(begin)

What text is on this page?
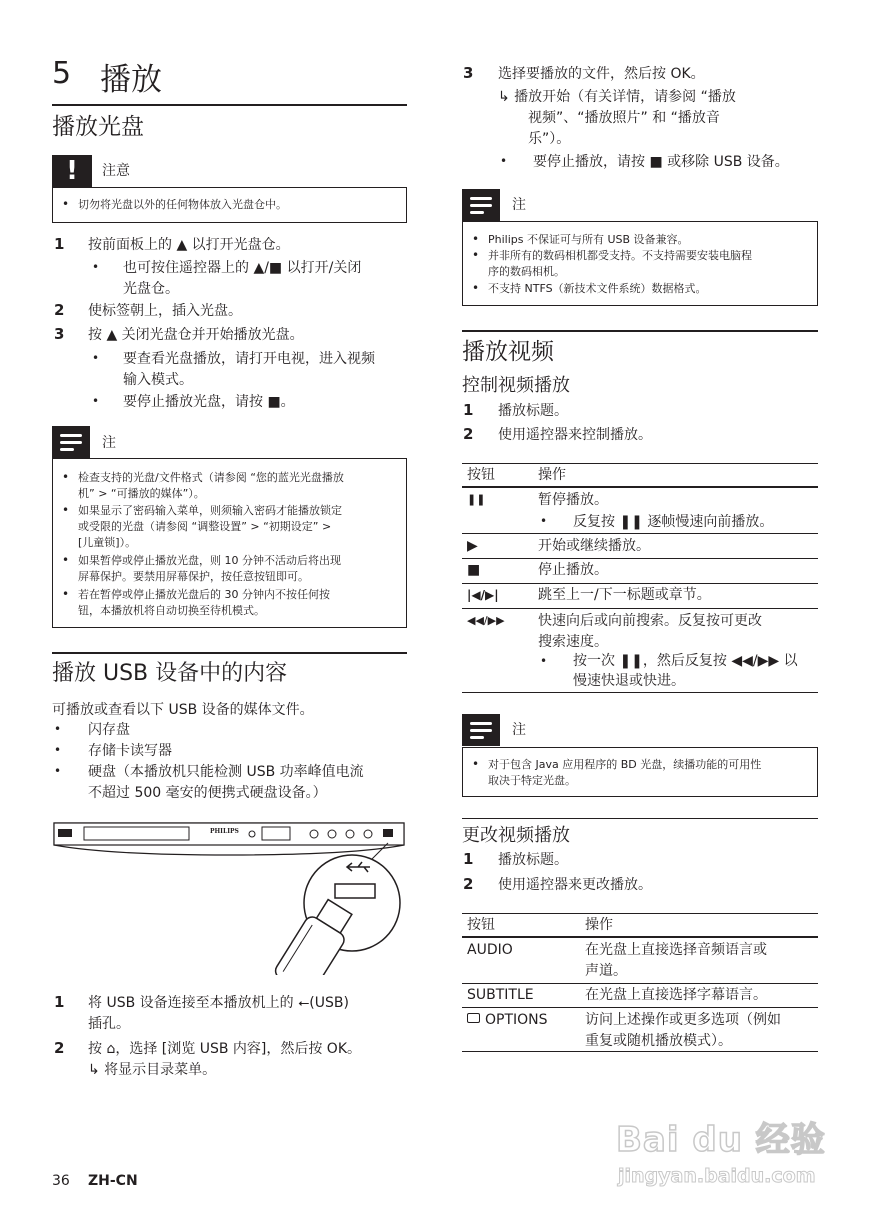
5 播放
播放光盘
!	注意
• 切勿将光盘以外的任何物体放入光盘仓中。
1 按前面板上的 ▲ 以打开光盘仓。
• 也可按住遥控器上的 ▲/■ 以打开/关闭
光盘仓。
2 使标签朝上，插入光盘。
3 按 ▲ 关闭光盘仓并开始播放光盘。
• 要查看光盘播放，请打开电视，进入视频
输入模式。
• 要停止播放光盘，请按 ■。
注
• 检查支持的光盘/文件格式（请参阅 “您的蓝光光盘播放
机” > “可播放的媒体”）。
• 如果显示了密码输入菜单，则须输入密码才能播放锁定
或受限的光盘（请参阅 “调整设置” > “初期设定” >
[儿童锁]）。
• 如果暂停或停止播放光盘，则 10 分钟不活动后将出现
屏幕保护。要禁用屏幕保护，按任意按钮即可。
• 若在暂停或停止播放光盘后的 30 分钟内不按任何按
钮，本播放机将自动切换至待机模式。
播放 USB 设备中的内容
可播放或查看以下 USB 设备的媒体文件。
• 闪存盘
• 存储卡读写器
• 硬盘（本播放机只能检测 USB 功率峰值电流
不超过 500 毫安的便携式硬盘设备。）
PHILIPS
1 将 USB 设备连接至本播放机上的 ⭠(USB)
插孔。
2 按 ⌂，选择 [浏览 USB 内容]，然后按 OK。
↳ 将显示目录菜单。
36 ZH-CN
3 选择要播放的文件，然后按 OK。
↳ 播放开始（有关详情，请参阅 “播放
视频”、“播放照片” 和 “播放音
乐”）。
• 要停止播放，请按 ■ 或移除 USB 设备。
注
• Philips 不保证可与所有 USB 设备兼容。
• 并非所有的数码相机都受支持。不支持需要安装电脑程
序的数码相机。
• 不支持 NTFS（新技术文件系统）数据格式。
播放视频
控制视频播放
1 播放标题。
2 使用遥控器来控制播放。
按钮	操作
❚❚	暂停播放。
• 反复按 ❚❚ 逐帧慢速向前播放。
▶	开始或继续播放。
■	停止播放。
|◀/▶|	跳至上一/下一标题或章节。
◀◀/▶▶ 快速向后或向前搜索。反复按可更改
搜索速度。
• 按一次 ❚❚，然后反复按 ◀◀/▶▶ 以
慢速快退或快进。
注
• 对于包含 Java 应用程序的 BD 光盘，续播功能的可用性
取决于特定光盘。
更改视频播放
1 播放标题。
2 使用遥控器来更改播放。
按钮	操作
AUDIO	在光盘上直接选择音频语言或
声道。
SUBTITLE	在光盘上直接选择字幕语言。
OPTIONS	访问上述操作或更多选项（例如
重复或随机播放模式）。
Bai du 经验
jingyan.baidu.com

(end)

# Problem:
Output all of the entries verbatim, leaving out any images.

# Response:
What text is on this page?
5 播放
播放光盘
!	注意
• 切勿将光盘以外的任何物体放入光盘仓中。
1 按前面板上的 ▲ 以打开光盘仓。
• 也可按住遥控器上的 ▲/■ 以打开/关闭
光盘仓。
2 使标签朝上，插入光盘。
3 按 ▲ 关闭光盘仓并开始播放光盘。
• 要查看光盘播放，请打开电视，进入视频
输入模式。
• 要停止播放光盘，请按 ■。
注
• 检查支持的光盘/文件格式（请参阅 “您的蓝光光盘播放
机” > “可播放的媒体”）。
• 如果显示了密码输入菜单，则须输入密码才能播放锁定
或受限的光盘（请参阅 “调整设置” > “初期设定” >
[儿童锁]）。
• 如果暂停或停止播放光盘，则 10 分钟不活动后将出现
屏幕保护。要禁用屏幕保护，按任意按钮即可。
• 若在暂停或停止播放光盘后的 30 分钟内不按任何按
钮，本播放机将自动切换至待机模式。
播放 USB 设备中的内容
可播放或查看以下 USB 设备的媒体文件。
• 闪存盘
• 存储卡读写器
• 硬盘（本播放机只能检测 USB 功率峰值电流
不超过 500 毫安的便携式硬盘设备。）
PHILIPS
1 将 USB 设备连接至本播放机上的 ⭠(USB)
插孔。
2 按 ⌂，选择 [浏览 USB 内容]，然后按 OK。
↳ 将显示目录菜单。
36 ZH-CN
3 选择要播放的文件，然后按 OK。
↳ 播放开始（有关详情，请参阅 “播放
视频”、“播放照片” 和 “播放音
乐”）。
• 要停止播放，请按 ■ 或移除 USB 设备。
注
• Philips 不保证可与所有 USB 设备兼容。
• 并非所有的数码相机都受支持。不支持需要安装电脑程
序的数码相机。
• 不支持 NTFS（新技术文件系统）数据格式。
播放视频
控制视频播放
1 播放标题。
2 使用遥控器来控制播放。
按钮	操作
❚❚	暂停播放。
• 反复按 ❚❚ 逐帧慢速向前播放。
▶	开始或继续播放。
■	停止播放。
|◀/▶|	跳至上一/下一标题或章节。
◀◀/▶▶ 快速向后或向前搜索。反复按可更改
搜索速度。
• 按一次 ❚❚，然后反复按 ◀◀/▶▶ 以
慢速快退或快进。
注
• 对于包含 Java 应用程序的 BD 光盘，续播功能的可用性
取决于特定光盘。
更改视频播放
1 播放标题。
2 使用遥控器来更改播放。
按钮	操作
AUDIO	在光盘上直接选择音频语言或
声道。
SUBTITLE	在光盘上直接选择字幕语言。
OPTIONS	访问上述操作或更多选项（例如
重复或随机播放模式）。
Bai du 经验
jingyan.baidu.com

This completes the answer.